─── Dataset entries

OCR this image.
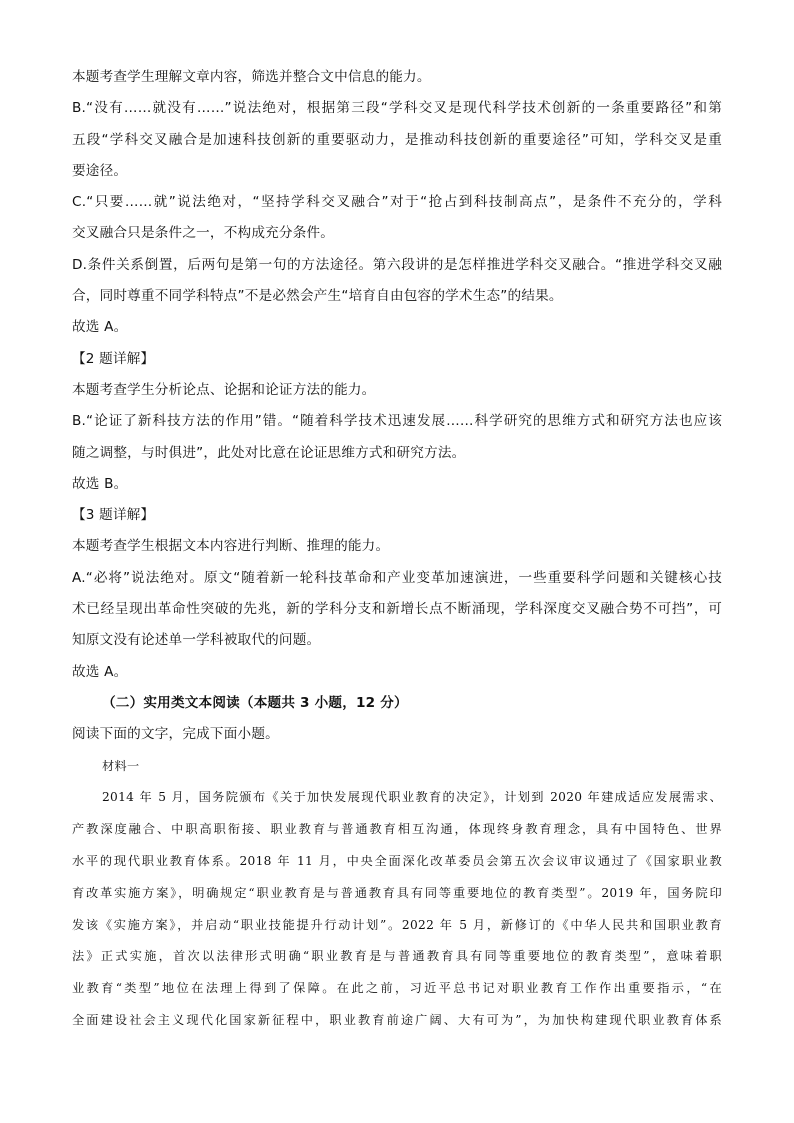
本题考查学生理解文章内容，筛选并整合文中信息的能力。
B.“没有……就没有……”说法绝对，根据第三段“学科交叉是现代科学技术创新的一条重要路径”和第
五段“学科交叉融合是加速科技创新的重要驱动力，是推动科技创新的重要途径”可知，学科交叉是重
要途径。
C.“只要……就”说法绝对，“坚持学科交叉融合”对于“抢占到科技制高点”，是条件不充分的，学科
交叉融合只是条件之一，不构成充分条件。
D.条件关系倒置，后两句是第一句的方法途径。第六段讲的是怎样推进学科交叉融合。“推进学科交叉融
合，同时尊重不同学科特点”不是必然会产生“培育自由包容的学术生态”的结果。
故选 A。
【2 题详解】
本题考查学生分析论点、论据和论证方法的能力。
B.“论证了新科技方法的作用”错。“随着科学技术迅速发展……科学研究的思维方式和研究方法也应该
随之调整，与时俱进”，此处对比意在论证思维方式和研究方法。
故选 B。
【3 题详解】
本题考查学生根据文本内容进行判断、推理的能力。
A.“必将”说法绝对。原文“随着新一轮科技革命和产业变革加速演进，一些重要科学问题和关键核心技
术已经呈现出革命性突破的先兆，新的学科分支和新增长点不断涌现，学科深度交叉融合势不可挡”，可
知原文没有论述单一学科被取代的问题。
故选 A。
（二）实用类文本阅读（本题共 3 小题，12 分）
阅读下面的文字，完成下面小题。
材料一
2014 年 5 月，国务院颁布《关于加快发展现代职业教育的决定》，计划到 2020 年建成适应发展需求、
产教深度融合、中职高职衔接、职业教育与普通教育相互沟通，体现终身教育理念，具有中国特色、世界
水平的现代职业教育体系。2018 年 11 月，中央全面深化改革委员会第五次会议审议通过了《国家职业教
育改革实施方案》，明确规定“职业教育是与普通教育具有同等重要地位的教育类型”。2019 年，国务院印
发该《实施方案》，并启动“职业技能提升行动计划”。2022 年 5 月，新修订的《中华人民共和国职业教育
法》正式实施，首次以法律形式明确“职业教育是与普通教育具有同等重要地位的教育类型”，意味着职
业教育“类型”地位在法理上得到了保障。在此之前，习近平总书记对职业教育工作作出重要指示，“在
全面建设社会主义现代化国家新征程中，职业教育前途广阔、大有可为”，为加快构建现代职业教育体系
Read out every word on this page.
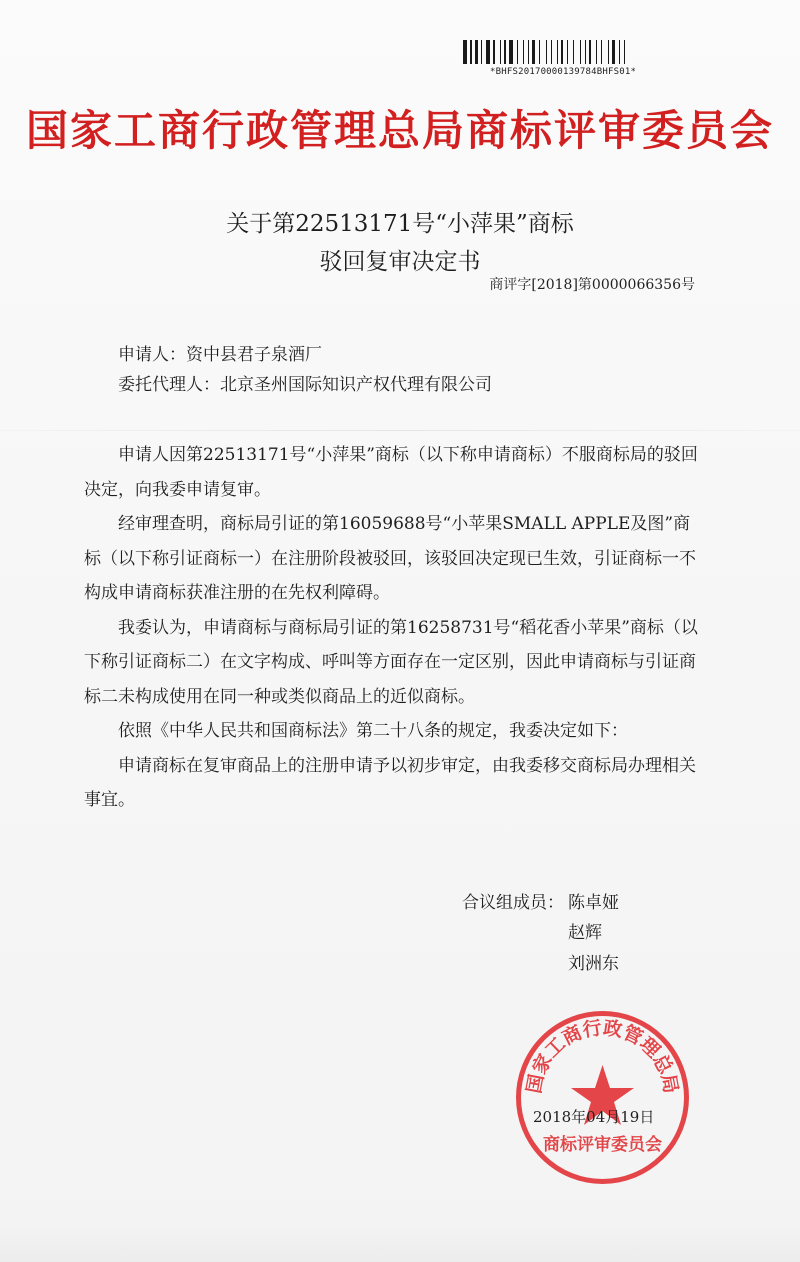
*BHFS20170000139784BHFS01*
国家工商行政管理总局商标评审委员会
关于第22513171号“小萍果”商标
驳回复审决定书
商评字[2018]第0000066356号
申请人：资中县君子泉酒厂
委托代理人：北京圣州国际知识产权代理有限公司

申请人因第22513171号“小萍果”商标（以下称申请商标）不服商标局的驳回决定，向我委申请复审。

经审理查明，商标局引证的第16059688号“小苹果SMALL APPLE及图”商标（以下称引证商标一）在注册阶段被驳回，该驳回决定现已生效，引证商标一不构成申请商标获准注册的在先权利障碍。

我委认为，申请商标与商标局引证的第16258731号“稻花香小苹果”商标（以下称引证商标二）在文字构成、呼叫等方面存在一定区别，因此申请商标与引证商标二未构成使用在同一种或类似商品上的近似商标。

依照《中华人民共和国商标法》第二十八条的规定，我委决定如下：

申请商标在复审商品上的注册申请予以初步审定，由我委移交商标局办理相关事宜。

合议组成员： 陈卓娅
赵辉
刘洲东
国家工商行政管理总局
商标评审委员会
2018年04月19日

──────

Task instructions - Write out all the entries exactly, except for the pictures.

Exercise solution -
OCR this image.
本题考查学生理解文章内容，筛选并整合文中信息的能力。
B.“没有……就没有……”说法绝对，根据第三段“学科交叉是现代科学技术创新的一条重要路径”和第
五段“学科交叉融合是加速科技创新的重要驱动力，是推动科技创新的重要途径”可知，学科交叉是重
要途径。
C.“只要……就”说法绝对，“坚持学科交叉融合”对于“抢占到科技制高点”，是条件不充分的，学科
交叉融合只是条件之一，不构成充分条件。
D.条件关系倒置，后两句是第一句的方法途径。第六段讲的是怎样推进学科交叉融合。“推进学科交叉融
合，同时尊重不同学科特点”不是必然会产生“培育自由包容的学术生态”的结果。
故选 A。
【2 题详解】
本题考查学生分析论点、论据和论证方法的能力。
B.“论证了新科技方法的作用”错。“随着科学技术迅速发展……科学研究的思维方式和研究方法也应该
随之调整，与时俱进”，此处对比意在论证思维方式和研究方法。
故选 B。
【3 题详解】
本题考查学生根据文本内容进行判断、推理的能力。
A.“必将”说法绝对。原文“随着新一轮科技革命和产业变革加速演进，一些重要科学问题和关键核心技
术已经呈现出革命性突破的先兆，新的学科分支和新增长点不断涌现，学科深度交叉融合势不可挡”，可
知原文没有论述单一学科被取代的问题。
故选 A。
（二）实用类文本阅读（本题共 3 小题，12 分）
阅读下面的文字，完成下面小题。
材料一
2014 年 5 月，国务院颁布《关于加快发展现代职业教育的决定》，计划到 2020 年建成适应发展需求、
产教深度融合、中职高职衔接、职业教育与普通教育相互沟通，体现终身教育理念，具有中国特色、世界
水平的现代职业教育体系。2018 年 11 月，中央全面深化改革委员会第五次会议审议通过了《国家职业教
育改革实施方案》，明确规定“职业教育是与普通教育具有同等重要地位的教育类型”。2019 年，国务院印
发该《实施方案》，并启动“职业技能提升行动计划”。2022 年 5 月，新修订的《中华人民共和国职业教育
法》正式实施，首次以法律形式明确“职业教育是与普通教育具有同等重要地位的教育类型”，意味着职
业教育“类型”地位在法理上得到了保障。在此之前，习近平总书记对职业教育工作作出重要指示，“在
全面建设社会主义现代化国家新征程中，职业教育前途广阔、大有可为”，为加快构建现代职业教育体系
Read out every word on this page.
*BHFS20170000139784BHFS01*
国家工商行政管理总局商标评审委员会
关于第22513171号“小萍果”商标
驳回复审决定书
商评字[2018]第0000066356号
申请人：资中县君子泉酒厂
委托代理人：北京圣州国际知识产权代理有限公司

申请人因第22513171号“小萍果”商标（以下称申请商标）不服商标局的驳回决定，向我委申请复审。

经审理查明，商标局引证的第16059688号“小苹果SMALL APPLE及图”商标（以下称引证商标一）在注册阶段被驳回，该驳回决定现已生效，引证商标一不构成申请商标获准注册的在先权利障碍。

我委认为，申请商标与商标局引证的第16258731号“稻花香小苹果”商标（以下称引证商标二）在文字构成、呼叫等方面存在一定区别，因此申请商标与引证商标二未构成使用在同一种或类似商品上的近似商标。

依照《中华人民共和国商标法》第二十八条的规定，我委决定如下：

申请商标在复审商品上的注册申请予以初步审定，由我委移交商标局办理相关事宜。

合议组成员： 陈卓娅
赵辉
刘洲东
国家工商行政管理总局
商标评审委员会
2018年04月19日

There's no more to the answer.